# [Written instruction]
Whenever a line below holds the word "исполнительного", copy that line.

# [Data]

*-*-*

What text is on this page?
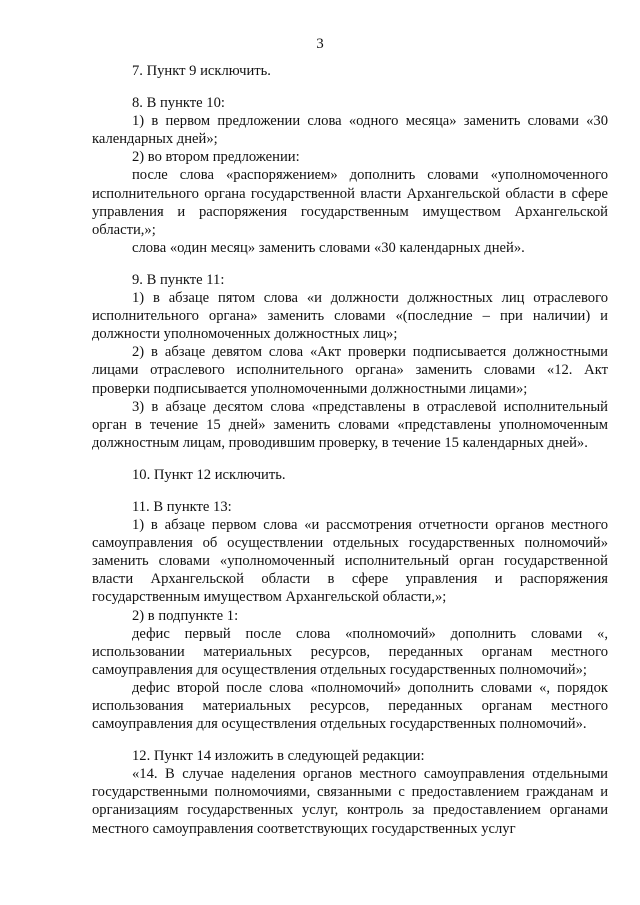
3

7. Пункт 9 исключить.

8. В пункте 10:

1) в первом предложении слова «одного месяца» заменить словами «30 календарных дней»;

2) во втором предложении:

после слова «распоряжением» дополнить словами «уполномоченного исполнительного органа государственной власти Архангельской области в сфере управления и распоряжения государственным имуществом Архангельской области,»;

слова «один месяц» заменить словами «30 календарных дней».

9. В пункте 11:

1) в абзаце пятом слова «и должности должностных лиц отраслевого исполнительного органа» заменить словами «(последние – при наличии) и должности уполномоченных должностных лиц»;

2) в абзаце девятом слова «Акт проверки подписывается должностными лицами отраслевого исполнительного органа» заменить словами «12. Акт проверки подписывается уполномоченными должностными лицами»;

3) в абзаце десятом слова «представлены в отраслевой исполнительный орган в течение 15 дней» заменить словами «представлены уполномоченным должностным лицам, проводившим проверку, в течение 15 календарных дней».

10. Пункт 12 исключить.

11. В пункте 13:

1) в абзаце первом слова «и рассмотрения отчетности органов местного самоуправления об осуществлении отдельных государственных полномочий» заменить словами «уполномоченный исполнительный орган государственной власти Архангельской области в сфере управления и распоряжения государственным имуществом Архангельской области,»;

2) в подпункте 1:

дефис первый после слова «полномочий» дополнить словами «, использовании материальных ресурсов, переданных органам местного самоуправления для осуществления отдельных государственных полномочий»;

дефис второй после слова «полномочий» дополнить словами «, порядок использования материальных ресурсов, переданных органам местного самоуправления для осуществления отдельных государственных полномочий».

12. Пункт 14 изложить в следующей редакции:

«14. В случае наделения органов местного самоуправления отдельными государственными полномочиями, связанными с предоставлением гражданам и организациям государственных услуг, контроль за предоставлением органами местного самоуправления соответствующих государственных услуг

*-*-*

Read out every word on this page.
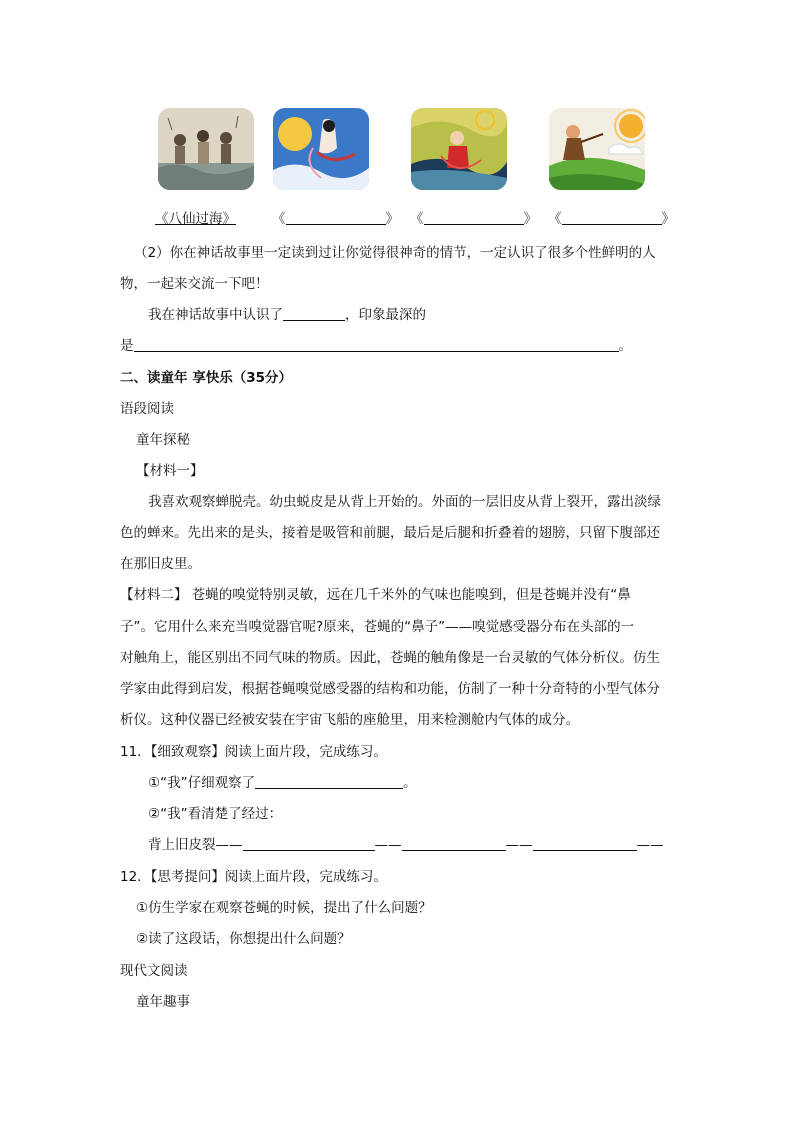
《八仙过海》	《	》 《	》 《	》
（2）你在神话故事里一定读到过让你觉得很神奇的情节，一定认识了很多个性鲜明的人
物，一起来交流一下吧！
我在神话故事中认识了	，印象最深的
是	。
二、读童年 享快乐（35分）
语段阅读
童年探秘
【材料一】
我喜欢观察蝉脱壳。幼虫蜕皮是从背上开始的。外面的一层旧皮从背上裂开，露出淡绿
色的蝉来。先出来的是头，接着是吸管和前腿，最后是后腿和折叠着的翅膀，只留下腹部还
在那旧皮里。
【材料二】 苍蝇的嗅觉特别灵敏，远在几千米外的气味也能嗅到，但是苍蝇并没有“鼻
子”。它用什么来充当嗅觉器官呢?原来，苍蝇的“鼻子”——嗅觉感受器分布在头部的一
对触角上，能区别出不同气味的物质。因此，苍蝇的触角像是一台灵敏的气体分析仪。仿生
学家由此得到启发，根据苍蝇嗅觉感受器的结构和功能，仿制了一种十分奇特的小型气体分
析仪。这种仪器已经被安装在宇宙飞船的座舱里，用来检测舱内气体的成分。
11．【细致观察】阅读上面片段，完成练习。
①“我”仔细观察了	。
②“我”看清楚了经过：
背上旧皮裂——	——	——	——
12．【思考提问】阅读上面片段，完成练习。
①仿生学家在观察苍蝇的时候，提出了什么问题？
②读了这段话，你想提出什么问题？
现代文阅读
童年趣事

*-*-*

# [Reply]
после слова «распоряжением» дополнить словами «уполномоченного исполнительного органа государственной власти Архангельской области в сфере управления и распоряжения государственным имуществом Архангельской области,»;
1) в абзаце пятом слова «и должности должностных лиц отраслевого исполнительного органа» заменить словами «(последние – при наличии) и должности уполномоченных должностных лиц»;
2) в абзаце девятом слова «Акт проверки подписывается должностными лицами отраслевого исполнительного органа» заменить словами «12. Акт проверки подписывается уполномоченными должностными лицами»;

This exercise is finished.